▶ **WHAT NEEDS TO BE DONE**
Pull out every line from the listing that has the word "OPTIONS".

▶ **DATASET**
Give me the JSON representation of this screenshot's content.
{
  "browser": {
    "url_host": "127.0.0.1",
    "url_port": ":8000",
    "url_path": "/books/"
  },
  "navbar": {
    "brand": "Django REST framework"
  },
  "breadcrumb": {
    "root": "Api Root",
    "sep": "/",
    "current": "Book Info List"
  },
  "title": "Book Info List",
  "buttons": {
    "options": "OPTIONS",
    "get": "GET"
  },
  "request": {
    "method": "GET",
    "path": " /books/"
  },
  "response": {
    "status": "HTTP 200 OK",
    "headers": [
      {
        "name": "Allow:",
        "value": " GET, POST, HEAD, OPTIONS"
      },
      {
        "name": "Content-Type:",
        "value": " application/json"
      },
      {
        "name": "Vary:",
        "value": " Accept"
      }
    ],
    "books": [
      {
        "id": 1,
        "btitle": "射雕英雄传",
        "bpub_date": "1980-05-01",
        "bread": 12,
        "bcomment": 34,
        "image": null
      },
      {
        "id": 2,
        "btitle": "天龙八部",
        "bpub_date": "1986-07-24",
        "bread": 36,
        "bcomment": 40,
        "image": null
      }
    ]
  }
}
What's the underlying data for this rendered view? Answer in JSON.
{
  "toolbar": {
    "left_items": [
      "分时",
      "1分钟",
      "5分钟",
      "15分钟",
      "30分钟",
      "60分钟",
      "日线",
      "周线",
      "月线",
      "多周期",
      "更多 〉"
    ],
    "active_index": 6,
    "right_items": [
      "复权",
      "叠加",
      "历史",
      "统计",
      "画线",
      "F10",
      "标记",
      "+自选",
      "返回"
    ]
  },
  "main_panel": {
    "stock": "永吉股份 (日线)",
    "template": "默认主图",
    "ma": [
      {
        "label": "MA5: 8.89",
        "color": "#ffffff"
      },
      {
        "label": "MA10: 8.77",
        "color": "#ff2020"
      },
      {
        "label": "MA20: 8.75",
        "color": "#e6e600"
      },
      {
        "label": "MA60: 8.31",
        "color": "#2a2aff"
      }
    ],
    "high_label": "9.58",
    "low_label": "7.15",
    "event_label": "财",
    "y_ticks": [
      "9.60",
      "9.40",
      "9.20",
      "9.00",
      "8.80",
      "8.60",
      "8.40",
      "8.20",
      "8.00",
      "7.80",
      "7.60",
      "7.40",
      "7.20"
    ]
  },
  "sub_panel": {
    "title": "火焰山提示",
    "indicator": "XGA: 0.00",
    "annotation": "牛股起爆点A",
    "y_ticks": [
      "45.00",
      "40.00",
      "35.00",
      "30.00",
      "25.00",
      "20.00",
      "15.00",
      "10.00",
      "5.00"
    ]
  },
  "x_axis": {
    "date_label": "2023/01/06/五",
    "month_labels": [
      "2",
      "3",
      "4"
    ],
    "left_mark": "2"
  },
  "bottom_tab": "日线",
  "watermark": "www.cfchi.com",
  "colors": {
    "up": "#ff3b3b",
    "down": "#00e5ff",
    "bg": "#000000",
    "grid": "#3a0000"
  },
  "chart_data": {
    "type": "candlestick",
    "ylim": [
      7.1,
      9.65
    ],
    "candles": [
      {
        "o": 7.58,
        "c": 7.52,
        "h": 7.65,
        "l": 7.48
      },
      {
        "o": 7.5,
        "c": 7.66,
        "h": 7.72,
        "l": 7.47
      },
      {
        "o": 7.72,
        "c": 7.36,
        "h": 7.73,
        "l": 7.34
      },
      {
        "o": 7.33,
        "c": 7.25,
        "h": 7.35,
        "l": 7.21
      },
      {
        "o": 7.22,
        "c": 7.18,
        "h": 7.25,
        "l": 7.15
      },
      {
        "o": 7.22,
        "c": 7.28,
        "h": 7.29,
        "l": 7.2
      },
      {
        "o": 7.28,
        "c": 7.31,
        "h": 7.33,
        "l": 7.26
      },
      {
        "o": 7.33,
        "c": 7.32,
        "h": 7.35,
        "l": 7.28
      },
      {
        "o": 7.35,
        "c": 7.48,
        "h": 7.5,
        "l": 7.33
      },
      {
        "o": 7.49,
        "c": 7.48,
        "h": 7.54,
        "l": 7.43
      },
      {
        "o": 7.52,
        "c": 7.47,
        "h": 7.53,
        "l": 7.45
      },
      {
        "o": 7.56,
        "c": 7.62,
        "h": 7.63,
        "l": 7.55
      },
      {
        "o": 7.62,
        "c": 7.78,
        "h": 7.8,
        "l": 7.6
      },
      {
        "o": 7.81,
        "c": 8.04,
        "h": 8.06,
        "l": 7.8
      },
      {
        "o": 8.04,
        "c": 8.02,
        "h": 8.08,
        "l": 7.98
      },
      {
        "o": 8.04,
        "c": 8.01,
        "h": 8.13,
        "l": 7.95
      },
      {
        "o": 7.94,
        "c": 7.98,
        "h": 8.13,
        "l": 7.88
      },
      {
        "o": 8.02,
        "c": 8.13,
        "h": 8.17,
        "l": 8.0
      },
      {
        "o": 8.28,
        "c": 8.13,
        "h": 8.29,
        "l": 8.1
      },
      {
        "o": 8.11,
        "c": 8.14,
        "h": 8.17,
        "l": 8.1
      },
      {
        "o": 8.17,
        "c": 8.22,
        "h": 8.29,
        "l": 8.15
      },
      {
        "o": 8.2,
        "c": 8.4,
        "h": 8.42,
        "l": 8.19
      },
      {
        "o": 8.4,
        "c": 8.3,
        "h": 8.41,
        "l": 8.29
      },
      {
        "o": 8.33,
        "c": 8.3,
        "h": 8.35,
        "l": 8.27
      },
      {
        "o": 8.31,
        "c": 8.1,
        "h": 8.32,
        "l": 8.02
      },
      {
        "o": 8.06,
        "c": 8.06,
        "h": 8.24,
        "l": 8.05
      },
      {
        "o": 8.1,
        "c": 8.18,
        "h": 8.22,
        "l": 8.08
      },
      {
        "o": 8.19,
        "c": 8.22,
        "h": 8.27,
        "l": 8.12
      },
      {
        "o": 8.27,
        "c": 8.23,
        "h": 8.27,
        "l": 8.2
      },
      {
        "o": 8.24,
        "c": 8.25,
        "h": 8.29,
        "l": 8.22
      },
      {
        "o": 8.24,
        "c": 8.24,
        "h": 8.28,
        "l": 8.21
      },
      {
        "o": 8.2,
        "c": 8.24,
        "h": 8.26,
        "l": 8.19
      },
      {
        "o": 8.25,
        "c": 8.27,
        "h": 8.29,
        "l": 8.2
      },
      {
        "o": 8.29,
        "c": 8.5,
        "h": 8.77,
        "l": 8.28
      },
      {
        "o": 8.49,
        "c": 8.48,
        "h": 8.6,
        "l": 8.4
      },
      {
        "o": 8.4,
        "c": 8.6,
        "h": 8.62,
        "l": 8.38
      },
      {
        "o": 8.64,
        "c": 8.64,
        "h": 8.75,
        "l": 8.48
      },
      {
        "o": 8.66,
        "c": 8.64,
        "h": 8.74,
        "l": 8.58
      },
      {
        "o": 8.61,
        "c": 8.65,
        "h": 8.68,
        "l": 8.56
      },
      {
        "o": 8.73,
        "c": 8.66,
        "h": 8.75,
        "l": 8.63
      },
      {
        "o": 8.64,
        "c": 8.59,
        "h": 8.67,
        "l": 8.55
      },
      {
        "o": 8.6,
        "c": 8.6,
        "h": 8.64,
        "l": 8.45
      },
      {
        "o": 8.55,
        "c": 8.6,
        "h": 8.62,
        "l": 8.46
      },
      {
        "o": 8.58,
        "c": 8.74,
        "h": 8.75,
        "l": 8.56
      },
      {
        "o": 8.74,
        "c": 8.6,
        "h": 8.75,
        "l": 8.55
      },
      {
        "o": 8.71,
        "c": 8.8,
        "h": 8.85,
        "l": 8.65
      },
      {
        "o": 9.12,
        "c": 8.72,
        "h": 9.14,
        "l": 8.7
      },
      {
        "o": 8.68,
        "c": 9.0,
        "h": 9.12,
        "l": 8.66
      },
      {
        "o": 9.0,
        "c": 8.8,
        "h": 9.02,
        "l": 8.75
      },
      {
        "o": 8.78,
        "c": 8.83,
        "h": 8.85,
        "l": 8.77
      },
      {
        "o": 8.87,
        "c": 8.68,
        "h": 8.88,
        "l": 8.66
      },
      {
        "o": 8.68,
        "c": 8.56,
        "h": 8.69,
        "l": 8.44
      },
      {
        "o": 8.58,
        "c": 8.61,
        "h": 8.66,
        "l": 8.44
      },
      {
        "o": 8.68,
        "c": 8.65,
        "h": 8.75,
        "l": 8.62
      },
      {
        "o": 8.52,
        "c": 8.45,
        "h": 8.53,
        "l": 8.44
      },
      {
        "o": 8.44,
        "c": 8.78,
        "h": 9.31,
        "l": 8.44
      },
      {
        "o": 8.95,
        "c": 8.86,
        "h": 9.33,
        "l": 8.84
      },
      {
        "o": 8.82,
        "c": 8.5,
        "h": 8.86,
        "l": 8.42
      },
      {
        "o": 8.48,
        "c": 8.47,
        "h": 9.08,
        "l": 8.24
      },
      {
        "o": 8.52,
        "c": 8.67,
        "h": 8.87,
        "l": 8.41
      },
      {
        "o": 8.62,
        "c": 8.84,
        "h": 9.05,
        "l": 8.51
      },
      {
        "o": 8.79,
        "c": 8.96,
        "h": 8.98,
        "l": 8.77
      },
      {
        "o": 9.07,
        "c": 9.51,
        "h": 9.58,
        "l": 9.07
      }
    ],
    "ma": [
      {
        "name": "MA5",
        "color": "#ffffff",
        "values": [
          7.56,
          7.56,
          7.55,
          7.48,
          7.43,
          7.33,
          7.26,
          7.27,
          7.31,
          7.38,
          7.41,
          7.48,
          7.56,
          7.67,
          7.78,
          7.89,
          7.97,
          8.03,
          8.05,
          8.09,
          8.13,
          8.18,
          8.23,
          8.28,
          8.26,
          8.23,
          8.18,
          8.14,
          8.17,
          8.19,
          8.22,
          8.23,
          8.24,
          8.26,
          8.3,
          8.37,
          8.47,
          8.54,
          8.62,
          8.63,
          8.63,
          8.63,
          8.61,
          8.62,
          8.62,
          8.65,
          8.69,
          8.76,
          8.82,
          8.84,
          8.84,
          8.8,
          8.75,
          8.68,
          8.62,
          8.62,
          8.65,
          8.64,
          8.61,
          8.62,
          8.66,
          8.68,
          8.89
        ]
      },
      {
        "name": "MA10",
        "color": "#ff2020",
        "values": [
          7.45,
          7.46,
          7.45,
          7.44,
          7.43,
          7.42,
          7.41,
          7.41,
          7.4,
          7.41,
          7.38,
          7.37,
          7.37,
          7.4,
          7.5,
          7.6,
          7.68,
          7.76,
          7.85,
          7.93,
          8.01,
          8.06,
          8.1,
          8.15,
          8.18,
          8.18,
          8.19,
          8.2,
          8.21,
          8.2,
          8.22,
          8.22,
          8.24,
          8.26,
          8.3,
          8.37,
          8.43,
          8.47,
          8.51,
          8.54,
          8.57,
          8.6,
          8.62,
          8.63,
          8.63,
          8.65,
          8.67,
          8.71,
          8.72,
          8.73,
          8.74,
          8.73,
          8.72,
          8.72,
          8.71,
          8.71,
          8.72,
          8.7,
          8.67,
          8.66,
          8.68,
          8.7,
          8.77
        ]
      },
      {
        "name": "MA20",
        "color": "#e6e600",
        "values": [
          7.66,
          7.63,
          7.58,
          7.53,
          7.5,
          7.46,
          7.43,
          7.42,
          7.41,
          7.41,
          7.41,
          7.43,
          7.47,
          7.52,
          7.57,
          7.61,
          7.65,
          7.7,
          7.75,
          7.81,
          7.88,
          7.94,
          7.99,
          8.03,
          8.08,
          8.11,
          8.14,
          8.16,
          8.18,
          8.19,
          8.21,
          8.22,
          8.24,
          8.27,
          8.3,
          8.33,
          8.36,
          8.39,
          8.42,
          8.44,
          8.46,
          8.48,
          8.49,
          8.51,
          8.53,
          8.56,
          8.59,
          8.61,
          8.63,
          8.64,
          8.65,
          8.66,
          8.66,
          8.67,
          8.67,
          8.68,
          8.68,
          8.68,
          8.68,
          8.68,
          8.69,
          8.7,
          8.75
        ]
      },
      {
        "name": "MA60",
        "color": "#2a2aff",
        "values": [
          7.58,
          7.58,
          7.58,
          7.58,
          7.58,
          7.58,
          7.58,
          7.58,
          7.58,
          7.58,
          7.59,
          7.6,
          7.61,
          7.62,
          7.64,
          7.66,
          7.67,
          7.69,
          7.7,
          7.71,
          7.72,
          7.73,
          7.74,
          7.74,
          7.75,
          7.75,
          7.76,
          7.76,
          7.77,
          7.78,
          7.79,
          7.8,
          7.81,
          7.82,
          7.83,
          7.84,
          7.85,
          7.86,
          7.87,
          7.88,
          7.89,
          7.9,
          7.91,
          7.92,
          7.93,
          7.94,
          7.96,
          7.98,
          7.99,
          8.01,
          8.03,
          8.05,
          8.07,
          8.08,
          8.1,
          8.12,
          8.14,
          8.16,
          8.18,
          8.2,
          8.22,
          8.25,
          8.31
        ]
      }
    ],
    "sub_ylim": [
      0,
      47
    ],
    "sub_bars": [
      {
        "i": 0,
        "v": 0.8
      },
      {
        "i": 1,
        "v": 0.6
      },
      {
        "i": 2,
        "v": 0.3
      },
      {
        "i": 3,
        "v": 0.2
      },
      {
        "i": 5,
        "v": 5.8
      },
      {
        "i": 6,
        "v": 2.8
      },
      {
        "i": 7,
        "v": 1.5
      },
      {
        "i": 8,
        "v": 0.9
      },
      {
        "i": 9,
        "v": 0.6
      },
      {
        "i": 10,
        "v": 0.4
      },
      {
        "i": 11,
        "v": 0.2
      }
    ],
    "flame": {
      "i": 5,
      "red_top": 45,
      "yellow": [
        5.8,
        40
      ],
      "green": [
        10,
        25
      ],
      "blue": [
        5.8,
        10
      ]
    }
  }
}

▶ **SOLUTION TO THE EXERCISE**
    "options": "OPTIONS",
        "value": " GET, POST, HEAD, OPTIONS"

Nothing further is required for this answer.